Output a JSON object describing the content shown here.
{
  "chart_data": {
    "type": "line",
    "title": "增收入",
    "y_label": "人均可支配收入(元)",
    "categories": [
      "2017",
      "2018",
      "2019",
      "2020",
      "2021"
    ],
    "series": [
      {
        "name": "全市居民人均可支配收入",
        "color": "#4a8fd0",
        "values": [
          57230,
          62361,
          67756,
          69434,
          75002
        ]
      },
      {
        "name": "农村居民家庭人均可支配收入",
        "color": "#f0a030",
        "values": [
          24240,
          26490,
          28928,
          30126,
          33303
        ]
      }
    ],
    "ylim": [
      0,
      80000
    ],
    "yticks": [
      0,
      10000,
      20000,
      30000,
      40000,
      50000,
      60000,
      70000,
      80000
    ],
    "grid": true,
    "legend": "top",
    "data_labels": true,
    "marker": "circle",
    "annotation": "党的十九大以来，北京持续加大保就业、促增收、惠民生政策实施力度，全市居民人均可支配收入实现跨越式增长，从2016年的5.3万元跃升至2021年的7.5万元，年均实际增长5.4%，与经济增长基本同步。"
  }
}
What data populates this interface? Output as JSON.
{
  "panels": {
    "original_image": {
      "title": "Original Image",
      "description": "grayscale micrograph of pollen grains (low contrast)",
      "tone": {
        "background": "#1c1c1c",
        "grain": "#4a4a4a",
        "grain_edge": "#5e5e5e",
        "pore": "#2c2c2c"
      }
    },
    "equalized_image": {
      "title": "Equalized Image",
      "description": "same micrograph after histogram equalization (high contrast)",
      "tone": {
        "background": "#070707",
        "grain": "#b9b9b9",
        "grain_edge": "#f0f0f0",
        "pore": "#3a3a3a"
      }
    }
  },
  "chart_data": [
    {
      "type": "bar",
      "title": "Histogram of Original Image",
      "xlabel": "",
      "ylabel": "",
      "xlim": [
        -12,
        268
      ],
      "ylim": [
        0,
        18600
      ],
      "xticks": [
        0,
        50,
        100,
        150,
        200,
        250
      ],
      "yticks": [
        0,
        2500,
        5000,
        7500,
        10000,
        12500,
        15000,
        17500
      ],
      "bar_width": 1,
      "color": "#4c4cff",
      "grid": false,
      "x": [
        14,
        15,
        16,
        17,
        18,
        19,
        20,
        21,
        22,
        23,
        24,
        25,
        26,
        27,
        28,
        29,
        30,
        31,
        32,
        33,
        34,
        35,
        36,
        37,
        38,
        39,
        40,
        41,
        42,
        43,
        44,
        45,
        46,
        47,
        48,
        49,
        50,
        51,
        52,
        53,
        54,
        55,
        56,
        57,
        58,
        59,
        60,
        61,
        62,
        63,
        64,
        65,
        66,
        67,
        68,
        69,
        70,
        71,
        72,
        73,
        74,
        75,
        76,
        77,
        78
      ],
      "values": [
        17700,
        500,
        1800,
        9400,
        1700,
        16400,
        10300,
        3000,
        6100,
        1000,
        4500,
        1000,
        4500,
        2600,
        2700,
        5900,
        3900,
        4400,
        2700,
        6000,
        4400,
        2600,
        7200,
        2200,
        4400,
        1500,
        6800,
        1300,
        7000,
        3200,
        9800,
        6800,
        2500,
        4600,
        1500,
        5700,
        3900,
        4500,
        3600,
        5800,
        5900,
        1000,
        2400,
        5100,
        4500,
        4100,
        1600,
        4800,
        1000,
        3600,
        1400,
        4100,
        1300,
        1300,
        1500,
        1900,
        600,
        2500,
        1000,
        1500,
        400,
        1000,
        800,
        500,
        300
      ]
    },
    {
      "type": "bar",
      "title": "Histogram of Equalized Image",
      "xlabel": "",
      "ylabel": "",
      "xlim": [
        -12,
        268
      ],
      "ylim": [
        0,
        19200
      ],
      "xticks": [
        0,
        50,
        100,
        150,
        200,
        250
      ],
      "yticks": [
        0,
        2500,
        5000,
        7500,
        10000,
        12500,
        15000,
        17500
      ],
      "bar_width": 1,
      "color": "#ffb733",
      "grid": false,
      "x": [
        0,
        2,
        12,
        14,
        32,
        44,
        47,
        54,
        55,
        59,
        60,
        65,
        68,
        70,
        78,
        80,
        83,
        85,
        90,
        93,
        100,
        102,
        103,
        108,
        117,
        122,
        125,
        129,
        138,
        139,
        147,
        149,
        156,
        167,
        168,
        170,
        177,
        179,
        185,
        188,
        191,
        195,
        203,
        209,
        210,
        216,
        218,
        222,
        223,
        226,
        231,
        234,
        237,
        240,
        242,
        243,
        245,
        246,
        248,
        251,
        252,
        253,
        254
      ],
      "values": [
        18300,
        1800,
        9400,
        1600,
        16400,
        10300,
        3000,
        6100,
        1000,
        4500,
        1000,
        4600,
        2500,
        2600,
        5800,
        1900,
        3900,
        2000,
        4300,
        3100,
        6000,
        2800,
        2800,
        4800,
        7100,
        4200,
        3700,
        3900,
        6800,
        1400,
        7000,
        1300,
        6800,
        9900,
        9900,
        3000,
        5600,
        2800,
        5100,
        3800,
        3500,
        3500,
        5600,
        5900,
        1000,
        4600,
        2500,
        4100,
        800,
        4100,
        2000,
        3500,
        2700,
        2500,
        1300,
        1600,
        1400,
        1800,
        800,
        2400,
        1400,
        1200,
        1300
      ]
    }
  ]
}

☆ ☆ ☆ ☆ ☆

DO THIS. Reproduce all of the data exactly as given.

RESPONSE BELOW.
Output a JSON object describing the content shown here.
{
  "chart_data": {
    "type": "line",
    "title": "增收入",
    "y_label": "人均可支配收入(元)",
    "categories": [
      "2017",
      "2018",
      "2019",
      "2020",
      "2021"
    ],
    "series": [
      {
        "name": "全市居民人均可支配收入",
        "color": "#4a8fd0",
        "values": [
          57230,
          62361,
          67756,
          69434,
          75002
        ]
      },
      {
        "name": "农村居民家庭人均可支配收入",
        "color": "#f0a030",
        "values": [
          24240,
          26490,
          28928,
          30126,
          33303
        ]
      }
    ],
    "ylim": [
      0,
      80000
    ],
    "yticks": [
      0,
      10000,
      20000,
      30000,
      40000,
      50000,
      60000,
      70000,
      80000
    ],
    "grid": true,
    "legend": "top",
    "data_labels": true,
    "marker": "circle",
    "annotation": "党的十九大以来，北京持续加大保就业、促增收、惠民生政策实施力度，全市居民人均可支配收入实现跨越式增长，从2016年的5.3万元跃升至2021年的7.5万元，年均实际增长5.4%，与经济增长基本同步。"
  }
}
What data populates this interface? Output as JSON.
{
  "panels": {
    "original_image": {
      "title": "Original Image",
      "description": "grayscale micrograph of pollen grains (low contrast)",
      "tone": {
        "background": "#1c1c1c",
        "grain": "#4a4a4a",
        "grain_edge": "#5e5e5e",
        "pore": "#2c2c2c"
      }
    },
    "equalized_image": {
      "title": "Equalized Image",
      "description": "same micrograph after histogram equalization (high contrast)",
      "tone": {
        "background": "#070707",
        "grain": "#b9b9b9",
        "grain_edge": "#f0f0f0",
        "pore": "#3a3a3a"
      }
    }
  },
  "chart_data": [
    {
      "type": "bar",
      "title": "Histogram of Original Image",
      "xlabel": "",
      "ylabel": "",
      "xlim": [
        -12,
        268
      ],
      "ylim": [
        0,
        18600
      ],
      "xticks": [
        0,
        50,
        100,
        150,
        200,
        250
      ],
      "yticks": [
        0,
        2500,
        5000,
        7500,
        10000,
        12500,
        15000,
        17500
      ],
      "bar_width": 1,
      "color": "#4c4cff",
      "grid": false,
      "x": [
        14,
        15,
        16,
        17,
        18,
        19,
        20,
        21,
        22,
        23,
        24,
        25,
        26,
        27,
        28,
        29,
        30,
        31,
        32,
        33,
        34,
        35,
        36,
        37,
        38,
        39,
        40,
        41,
        42,
        43,
        44,
        45,
        46,
        47,
        48,
        49,
        50,
        51,
        52,
        53,
        54,
        55,
        56,
        57,
        58,
        59,
        60,
        61,
        62,
        63,
        64,
        65,
        66,
        67,
        68,
        69,
        70,
        71,
        72,
        73,
        74,
        75,
        76,
        77,
        78
      ],
      "values": [
        17700,
        500,
        1800,
        9400,
        1700,
        16400,
        10300,
        3000,
        6100,
        1000,
        4500,
        1000,
        4500,
        2600,
        2700,
        5900,
        3900,
        4400,
        2700,
        6000,
        4400,
        2600,
        7200,
        2200,
        4400,
        1500,
        6800,
        1300,
        7000,
        3200,
        9800,
        6800,
        2500,
        4600,
        1500,
        5700,
        3900,
        4500,
        3600,
        5800,
        5900,
        1000,
        2400,
        5100,
        4500,
        4100,
        1600,
        4800,
        1000,
        3600,
        1400,
        4100,
        1300,
        1300,
        1500,
        1900,
        600,
        2500,
        1000,
        1500,
        400,
        1000,
        800,
        500,
        300
      ]
    },
    {
      "type": "bar",
      "title": "Histogram of Equalized Image",
      "xlabel": "",
      "ylabel": "",
      "xlim": [
        -12,
        268
      ],
      "ylim": [
        0,
        19200
      ],
      "xticks": [
        0,
        50,
        100,
        150,
        200,
        250
      ],
      "yticks": [
        0,
        2500,
        5000,
        7500,
        10000,
        12500,
        15000,
        17500
      ],
      "bar_width": 1,
      "color": "#ffb733",
      "grid": false,
      "x": [
        0,
        2,
        12,
        14,
        32,
        44,
        47,
        54,
        55,
        59,
        60,
        65,
        68,
        70,
        78,
        80,
        83,
        85,
        90,
        93,
        100,
        102,
        103,
        108,
        117,
        122,
        125,
        129,
        138,
        139,
        147,
        149,
        156,
        167,
        168,
        170,
        177,
        179,
        185,
        188,
        191,
        195,
        203,
        209,
        210,
        216,
        218,
        222,
        223,
        226,
        231,
        234,
        237,
        240,
        242,
        243,
        245,
        246,
        248,
        251,
        252,
        253,
        254
      ],
      "values": [
        18300,
        1800,
        9400,
        1600,
        16400,
        10300,
        3000,
        6100,
        1000,
        4500,
        1000,
        4600,
        2500,
        2600,
        5800,
        1900,
        3900,
        2000,
        4300,
        3100,
        6000,
        2800,
        2800,
        4800,
        7100,
        4200,
        3700,
        3900,
        6800,
        1400,
        7000,
        1300,
        6800,
        9900,
        9900,
        3000,
        5600,
        2800,
        5100,
        3800,
        3500,
        3500,
        5600,
        5900,
        1000,
        4600,
        2500,
        4100,
        800,
        4100,
        2000,
        3500,
        2700,
        2500,
        1300,
        1600,
        1400,
        1800,
        800,
        2400,
        1400,
        1200,
        1300
      ]
    }
  ]
}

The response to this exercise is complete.